Layout region records.
+===+

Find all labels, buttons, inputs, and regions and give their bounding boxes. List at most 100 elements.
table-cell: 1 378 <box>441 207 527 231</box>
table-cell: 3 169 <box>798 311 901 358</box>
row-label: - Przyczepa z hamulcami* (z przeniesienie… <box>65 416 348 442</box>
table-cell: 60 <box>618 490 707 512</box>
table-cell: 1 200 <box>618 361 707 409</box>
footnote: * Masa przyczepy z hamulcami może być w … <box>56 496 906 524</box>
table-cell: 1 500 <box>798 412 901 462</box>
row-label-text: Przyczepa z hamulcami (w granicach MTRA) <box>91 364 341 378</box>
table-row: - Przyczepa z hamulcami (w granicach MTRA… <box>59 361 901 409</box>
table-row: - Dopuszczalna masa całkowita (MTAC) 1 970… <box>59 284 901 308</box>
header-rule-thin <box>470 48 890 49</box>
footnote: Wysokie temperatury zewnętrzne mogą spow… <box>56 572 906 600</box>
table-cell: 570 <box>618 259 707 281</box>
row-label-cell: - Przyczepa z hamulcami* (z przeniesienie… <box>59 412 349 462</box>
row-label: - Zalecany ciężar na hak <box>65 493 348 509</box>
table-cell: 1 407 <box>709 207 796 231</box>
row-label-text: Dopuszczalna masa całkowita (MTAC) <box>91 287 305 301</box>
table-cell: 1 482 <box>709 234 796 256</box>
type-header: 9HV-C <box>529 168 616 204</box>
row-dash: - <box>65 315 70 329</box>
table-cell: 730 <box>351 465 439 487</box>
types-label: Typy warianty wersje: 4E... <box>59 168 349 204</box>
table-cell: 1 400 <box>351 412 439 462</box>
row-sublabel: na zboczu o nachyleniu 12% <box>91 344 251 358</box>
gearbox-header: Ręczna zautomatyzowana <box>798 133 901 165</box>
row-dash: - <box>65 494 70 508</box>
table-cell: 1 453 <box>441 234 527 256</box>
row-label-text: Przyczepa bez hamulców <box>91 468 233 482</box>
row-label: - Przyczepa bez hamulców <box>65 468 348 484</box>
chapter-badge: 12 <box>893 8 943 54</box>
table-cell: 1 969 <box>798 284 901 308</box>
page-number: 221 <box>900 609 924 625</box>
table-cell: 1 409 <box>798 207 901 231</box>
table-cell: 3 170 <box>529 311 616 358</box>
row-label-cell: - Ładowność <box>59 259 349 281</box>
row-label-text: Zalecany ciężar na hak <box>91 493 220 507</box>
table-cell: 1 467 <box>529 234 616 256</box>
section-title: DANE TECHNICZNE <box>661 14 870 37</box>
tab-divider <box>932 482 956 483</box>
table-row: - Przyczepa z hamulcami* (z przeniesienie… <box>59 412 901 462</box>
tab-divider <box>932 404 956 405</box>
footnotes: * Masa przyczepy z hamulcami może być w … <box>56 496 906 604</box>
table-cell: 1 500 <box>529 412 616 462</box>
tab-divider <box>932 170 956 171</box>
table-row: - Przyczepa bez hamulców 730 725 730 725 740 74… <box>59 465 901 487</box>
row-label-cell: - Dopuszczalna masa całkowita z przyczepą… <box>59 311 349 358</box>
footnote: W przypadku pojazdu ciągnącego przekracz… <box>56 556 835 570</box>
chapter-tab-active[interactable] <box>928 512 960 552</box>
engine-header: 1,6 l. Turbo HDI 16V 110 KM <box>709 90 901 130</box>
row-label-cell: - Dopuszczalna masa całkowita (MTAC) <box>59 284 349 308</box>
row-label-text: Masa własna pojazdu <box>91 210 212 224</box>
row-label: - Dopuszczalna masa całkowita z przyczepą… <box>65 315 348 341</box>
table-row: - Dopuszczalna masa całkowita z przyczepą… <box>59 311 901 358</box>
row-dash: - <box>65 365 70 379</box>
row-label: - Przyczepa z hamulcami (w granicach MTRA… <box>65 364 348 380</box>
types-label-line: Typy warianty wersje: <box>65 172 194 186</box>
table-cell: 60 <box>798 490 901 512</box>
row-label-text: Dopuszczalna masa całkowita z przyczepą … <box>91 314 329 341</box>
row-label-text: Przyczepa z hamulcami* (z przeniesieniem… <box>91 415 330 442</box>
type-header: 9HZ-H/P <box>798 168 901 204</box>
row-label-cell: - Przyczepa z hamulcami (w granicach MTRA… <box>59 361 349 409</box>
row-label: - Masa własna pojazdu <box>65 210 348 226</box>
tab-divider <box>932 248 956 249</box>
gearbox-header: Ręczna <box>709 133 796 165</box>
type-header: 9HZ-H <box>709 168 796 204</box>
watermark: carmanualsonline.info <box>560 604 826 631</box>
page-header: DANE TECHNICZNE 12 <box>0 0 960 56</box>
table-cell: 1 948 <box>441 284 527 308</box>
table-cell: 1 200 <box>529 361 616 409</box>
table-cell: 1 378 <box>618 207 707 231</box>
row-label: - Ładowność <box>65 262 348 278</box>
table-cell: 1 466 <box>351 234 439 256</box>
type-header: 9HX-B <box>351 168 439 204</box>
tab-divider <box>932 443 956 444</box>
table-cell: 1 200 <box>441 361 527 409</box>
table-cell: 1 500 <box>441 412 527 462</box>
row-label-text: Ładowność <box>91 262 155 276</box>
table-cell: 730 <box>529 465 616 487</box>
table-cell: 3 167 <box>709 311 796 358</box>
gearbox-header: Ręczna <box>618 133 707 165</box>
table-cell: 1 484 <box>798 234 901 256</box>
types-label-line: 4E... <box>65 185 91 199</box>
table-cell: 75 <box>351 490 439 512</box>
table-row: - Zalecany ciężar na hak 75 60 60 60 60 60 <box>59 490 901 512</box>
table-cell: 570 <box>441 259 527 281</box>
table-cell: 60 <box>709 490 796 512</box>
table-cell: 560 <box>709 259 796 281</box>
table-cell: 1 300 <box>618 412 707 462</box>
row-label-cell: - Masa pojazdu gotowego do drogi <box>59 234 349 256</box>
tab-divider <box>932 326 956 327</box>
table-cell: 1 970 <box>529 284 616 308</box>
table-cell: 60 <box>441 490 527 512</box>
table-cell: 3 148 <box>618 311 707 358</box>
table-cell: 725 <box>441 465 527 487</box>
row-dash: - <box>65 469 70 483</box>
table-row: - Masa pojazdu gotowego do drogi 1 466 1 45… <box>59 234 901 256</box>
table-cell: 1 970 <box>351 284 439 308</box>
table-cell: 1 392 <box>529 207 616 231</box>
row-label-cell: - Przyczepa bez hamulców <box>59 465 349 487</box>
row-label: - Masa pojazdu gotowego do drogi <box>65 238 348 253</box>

+===+

Task directions.
Which lines of the material above contain the string "MTAC", with case matching exactly? Select each of them and copy it out.

Reply.
table-row: - Dopuszczalna masa całkowita (MTAC) 1 970… <box>59 284 901 308</box>
row-label-text: Dopuszczalna masa całkowita (MTAC) <box>91 287 305 301</box>
row-label-cell: - Dopuszczalna masa całkowita (MTAC) <box>59 284 349 308</box>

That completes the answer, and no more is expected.